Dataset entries
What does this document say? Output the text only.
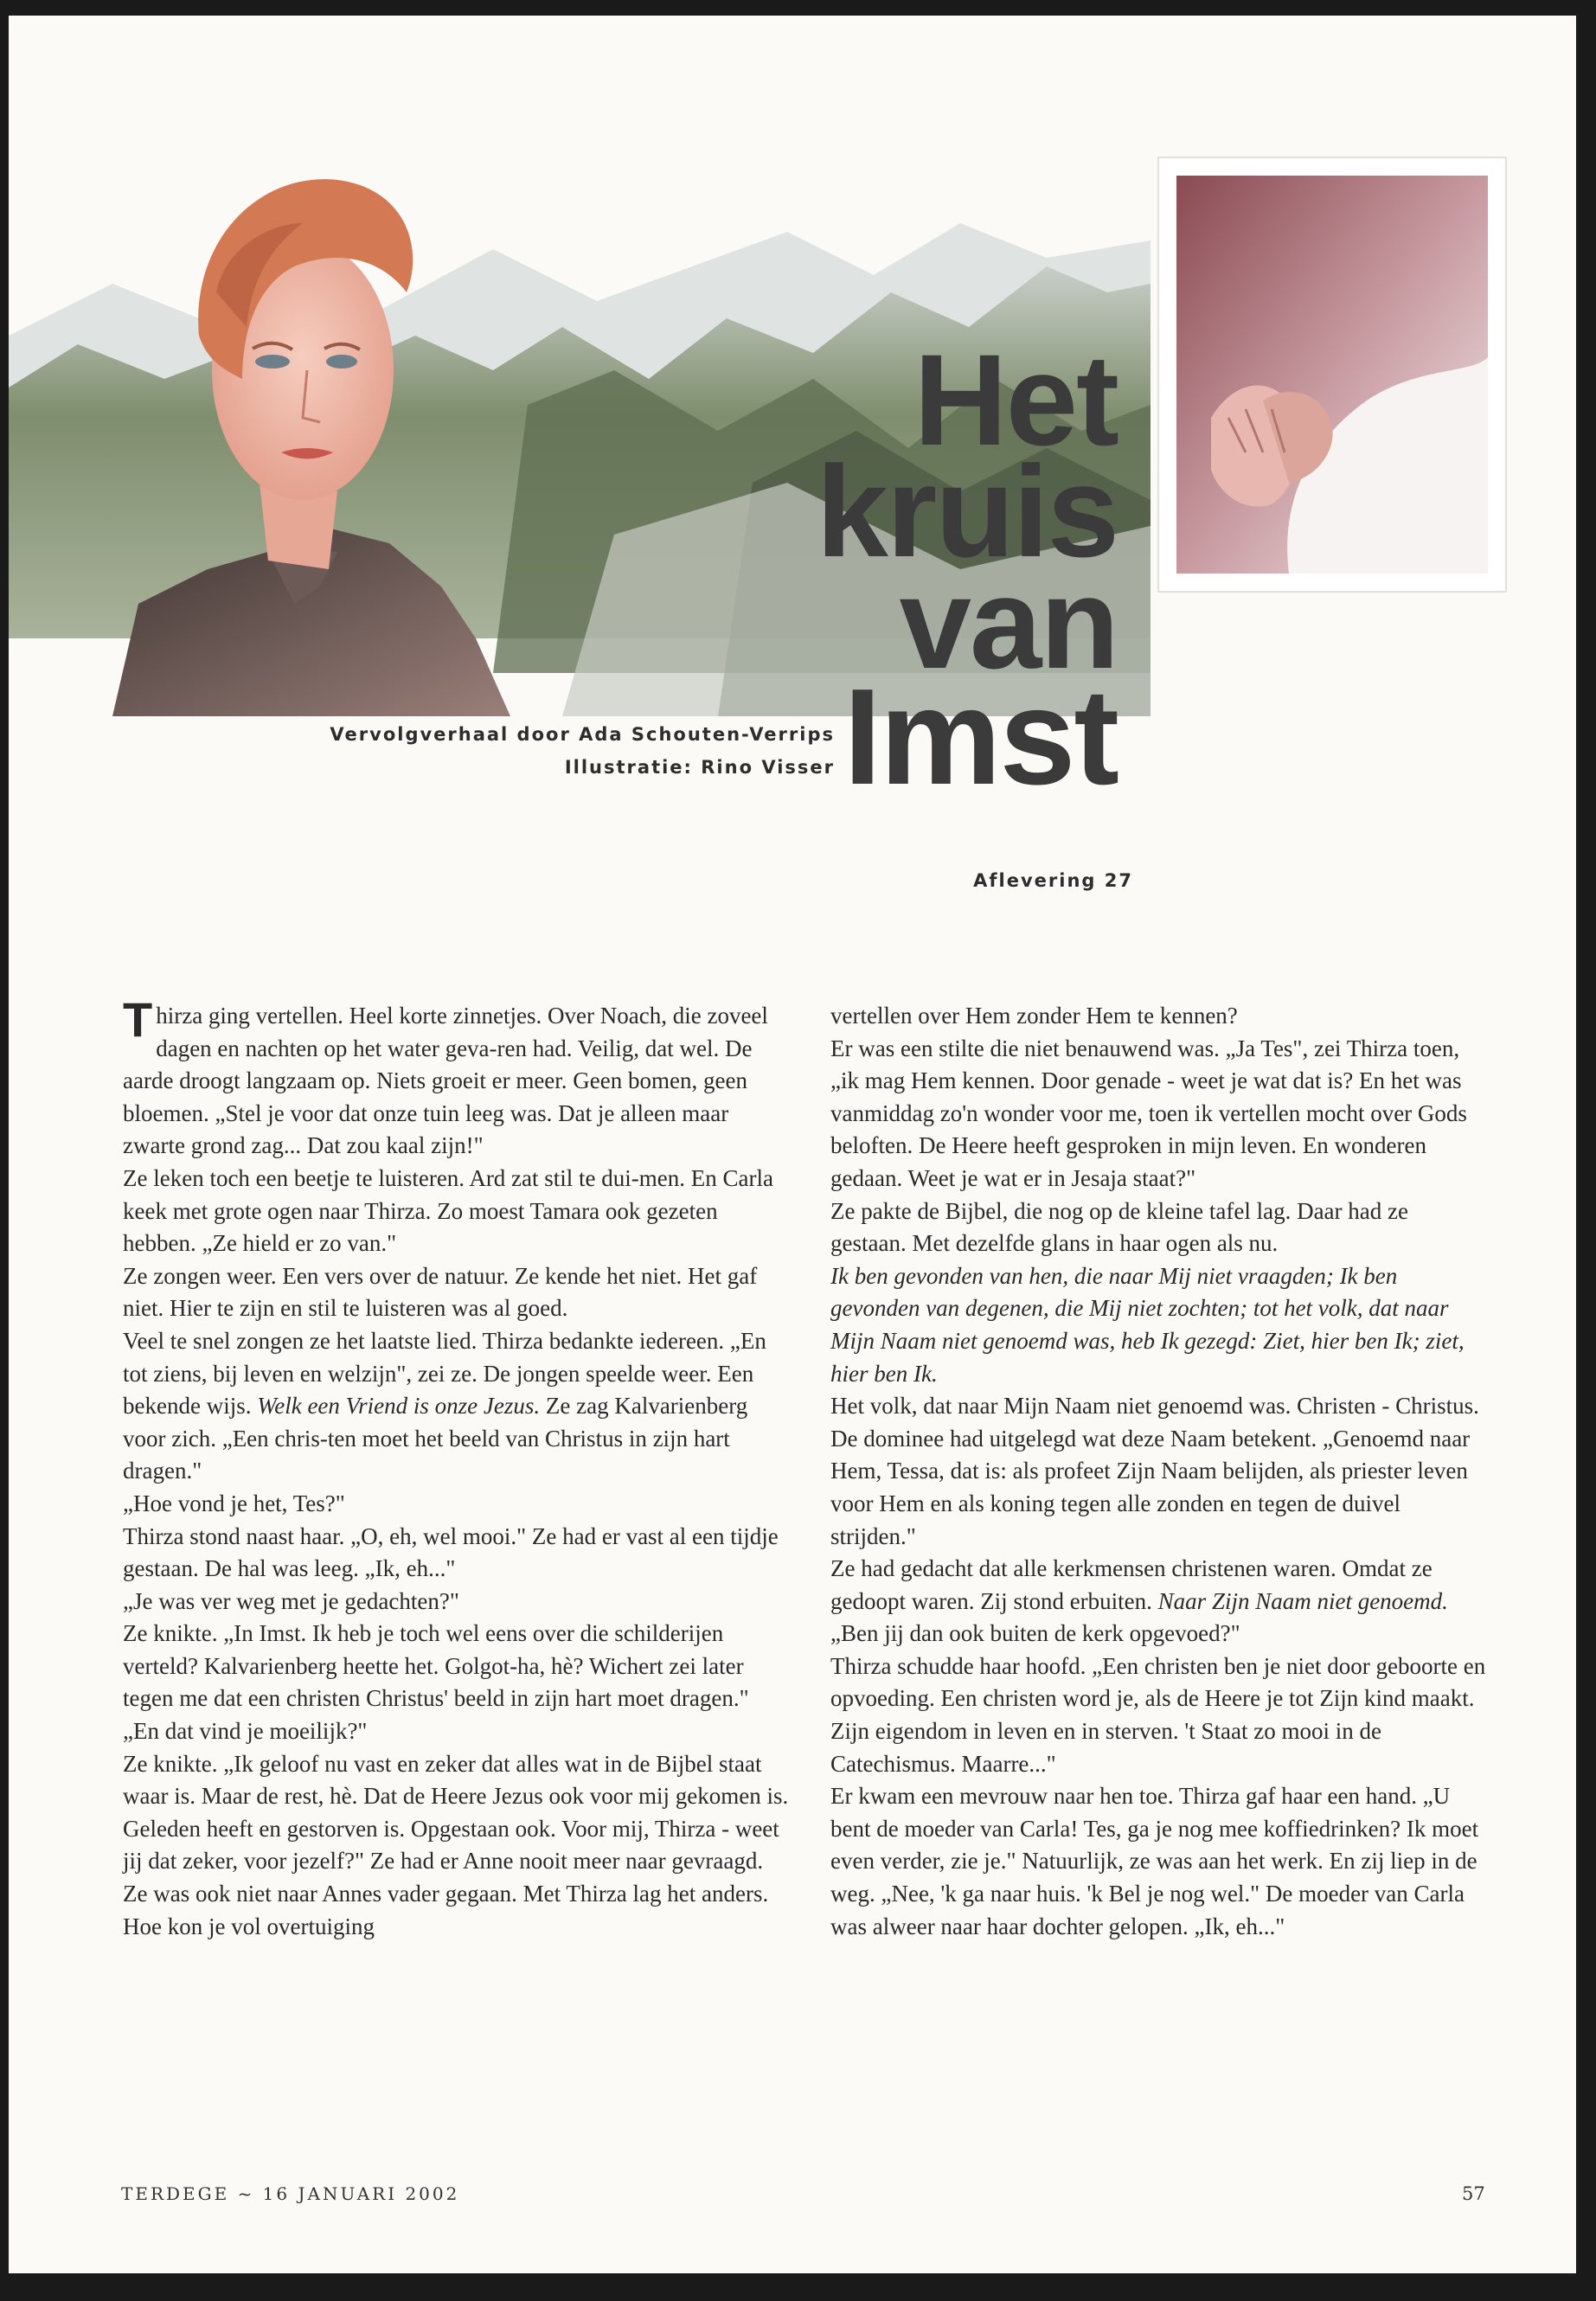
Het
kruis
van
Imst
Vervolgverhaal door Ada Schouten-Verrips
Illustratie: Rino Visser
Aflevering 27

Thirza ging vertellen. Heel korte zinnetjes. Over Noach, die zoveel dagen en nachten op het water geva-ren had. Veilig, dat wel. De aarde droogt langzaam op. Niets groeit er meer. Geen bomen, geen bloemen. „Stel je voor dat onze tuin leeg was. Dat je alleen maar zwarte grond zag... Dat zou kaal zijn!"

Ze leken toch een beetje te luisteren. Ard zat stil te dui-men. En Carla keek met grote ogen naar Thirza. Zo moest Tamara ook gezeten hebben. „Ze hield er zo van."

Ze zongen weer. Een vers over de natuur. Ze kende het niet. Het gaf niet. Hier te zijn en stil te luisteren was al goed.

Veel te snel zongen ze het laatste lied. Thirza bedankte iedereen. „En tot ziens, bij leven en welzijn", zei ze. De jongen speelde weer. Een bekende wijs. Welk een Vriend is onze Jezus. Ze zag Kalvarienberg voor zich. „Een chris-ten moet het beeld van Christus in zijn hart dragen."

„Hoe vond je het, Tes?"

Thirza stond naast haar. „O, eh, wel mooi." Ze had er vast al een tijdje gestaan. De hal was leeg. „Ik, eh..."

„Je was ver weg met je gedachten?"

Ze knikte. „In Imst. Ik heb je toch wel eens over die schilderijen verteld? Kalvarienberg heette het. Golgot-ha, hè? Wichert zei later tegen me dat een christen Christus' beeld in zijn hart moet dragen." „En dat vind je moeilijk?"

Ze knikte. „Ik geloof nu vast en zeker dat alles wat in de Bijbel staat waar is. Maar de rest, hè. Dat de Heere Jezus ook voor mij gekomen is. Geleden heeft en gestorven is. Opgestaan ook. Voor mij, Thirza - weet jij dat zeker, voor jezelf?" Ze had er Anne nooit meer naar gevraagd. Ze was ook niet naar Annes vader gegaan. Met Thirza lag het anders. Hoe kon je vol overtuiging

vertellen over Hem zonder Hem te kennen?

Er was een stilte die niet benauwend was. „Ja Tes", zei Thirza toen, „ik mag Hem kennen. Door genade - weet je wat dat is? En het was vanmiddag zo'n wonder voor me, toen ik vertellen mocht over Gods beloften. De Heere heeft gesproken in mijn leven. En wonderen gedaan. Weet je wat er in Jesaja staat?"

Ze pakte de Bijbel, die nog op de kleine tafel lag. Daar had ze gestaan. Met dezelfde glans in haar ogen als nu.

Ik ben gevonden van hen, die naar Mij niet vraagden; Ik ben gevonden van degenen, die Mij niet zochten; tot het volk, dat naar Mijn Naam niet genoemd was, heb Ik gezegd: Ziet, hier ben Ik; ziet, hier ben Ik.

Het volk, dat naar Mijn Naam niet genoemd was. Christen - Christus. De dominee had uitgelegd wat deze Naam betekent. „Genoemd naar Hem, Tessa, dat is: als profeet Zijn Naam belijden, als priester leven voor Hem en als koning tegen alle zonden en tegen de duivel strijden."

Ze had gedacht dat alle kerkmensen christenen waren. Omdat ze gedoopt waren. Zij stond erbuiten. Naar Zijn Naam niet genoemd. „Ben jij dan ook buiten de kerk opgevoed?"

Thirza schudde haar hoofd. „Een christen ben je niet door geboorte en opvoeding. Een christen word je, als de Heere je tot Zijn kind maakt. Zijn eigendom in leven en in sterven. 't Staat zo mooi in de Catechismus. Maarre..."

Er kwam een mevrouw naar hen toe. Thirza gaf haar een hand. „U bent de moeder van Carla! Tes, ga je nog mee koffiedrinken? Ik moet even verder, zie je." Natuurlijk, ze was aan het werk. En zij liep in de weg. „Nee, 'k ga naar huis. 'k Bel je nog wel." De moeder van Carla was alweer naar haar dochter gelopen. „Ik, eh..."

TERDEGE ~ 16 JANUARI 2002	57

Task to carry out =>
Exclude the pictures and transcribe all of the entries exactly.

Solved exercise =>
What does this document say? Output the text only.
Het
kruis
van
Imst
Vervolgverhaal door Ada Schouten-Verrips
Illustratie: Rino Visser
Aflevering 27

Thirza ging vertellen. Heel korte zinnetjes. Over Noach, die zoveel dagen en nachten op het water geva-ren had. Veilig, dat wel. De aarde droogt langzaam op. Niets groeit er meer. Geen bomen, geen bloemen. „Stel je voor dat onze tuin leeg was. Dat je alleen maar zwarte grond zag... Dat zou kaal zijn!"

Ze leken toch een beetje te luisteren. Ard zat stil te dui-men. En Carla keek met grote ogen naar Thirza. Zo moest Tamara ook gezeten hebben. „Ze hield er zo van."

Ze zongen weer. Een vers over de natuur. Ze kende het niet. Het gaf niet. Hier te zijn en stil te luisteren was al goed.

Veel te snel zongen ze het laatste lied. Thirza bedankte iedereen. „En tot ziens, bij leven en welzijn", zei ze. De jongen speelde weer. Een bekende wijs. Welk een Vriend is onze Jezus. Ze zag Kalvarienberg voor zich. „Een chris-ten moet het beeld van Christus in zijn hart dragen."

„Hoe vond je het, Tes?"

Thirza stond naast haar. „O, eh, wel mooi." Ze had er vast al een tijdje gestaan. De hal was leeg. „Ik, eh..."

„Je was ver weg met je gedachten?"

Ze knikte. „In Imst. Ik heb je toch wel eens over die schilderijen verteld? Kalvarienberg heette het. Golgot-ha, hè? Wichert zei later tegen me dat een christen Christus' beeld in zijn hart moet dragen." „En dat vind je moeilijk?"

Ze knikte. „Ik geloof nu vast en zeker dat alles wat in de Bijbel staat waar is. Maar de rest, hè. Dat de Heere Jezus ook voor mij gekomen is. Geleden heeft en gestorven is. Opgestaan ook. Voor mij, Thirza - weet jij dat zeker, voor jezelf?" Ze had er Anne nooit meer naar gevraagd. Ze was ook niet naar Annes vader gegaan. Met Thirza lag het anders. Hoe kon je vol overtuiging

vertellen over Hem zonder Hem te kennen?

Er was een stilte die niet benauwend was. „Ja Tes", zei Thirza toen, „ik mag Hem kennen. Door genade - weet je wat dat is? En het was vanmiddag zo'n wonder voor me, toen ik vertellen mocht over Gods beloften. De Heere heeft gesproken in mijn leven. En wonderen gedaan. Weet je wat er in Jesaja staat?"

Ze pakte de Bijbel, die nog op de kleine tafel lag. Daar had ze gestaan. Met dezelfde glans in haar ogen als nu.

Ik ben gevonden van hen, die naar Mij niet vraagden; Ik ben gevonden van degenen, die Mij niet zochten; tot het volk, dat naar Mijn Naam niet genoemd was, heb Ik gezegd: Ziet, hier ben Ik; ziet, hier ben Ik.

Het volk, dat naar Mijn Naam niet genoemd was. Christen - Christus. De dominee had uitgelegd wat deze Naam betekent. „Genoemd naar Hem, Tessa, dat is: als profeet Zijn Naam belijden, als priester leven voor Hem en als koning tegen alle zonden en tegen de duivel strijden."

Ze had gedacht dat alle kerkmensen christenen waren. Omdat ze gedoopt waren. Zij stond erbuiten. Naar Zijn Naam niet genoemd. „Ben jij dan ook buiten de kerk opgevoed?"

Thirza schudde haar hoofd. „Een christen ben je niet door geboorte en opvoeding. Een christen word je, als de Heere je tot Zijn kind maakt. Zijn eigendom in leven en in sterven. 't Staat zo mooi in de Catechismus. Maarre..."

Er kwam een mevrouw naar hen toe. Thirza gaf haar een hand. „U bent de moeder van Carla! Tes, ga je nog mee koffiedrinken? Ik moet even verder, zie je." Natuurlijk, ze was aan het werk. En zij liep in de weg. „Nee, 'k ga naar huis. 'k Bel je nog wel." De moeder van Carla was alweer naar haar dochter gelopen. „Ik, eh..."

TERDEGE ~ 16 JANUARI 2002	57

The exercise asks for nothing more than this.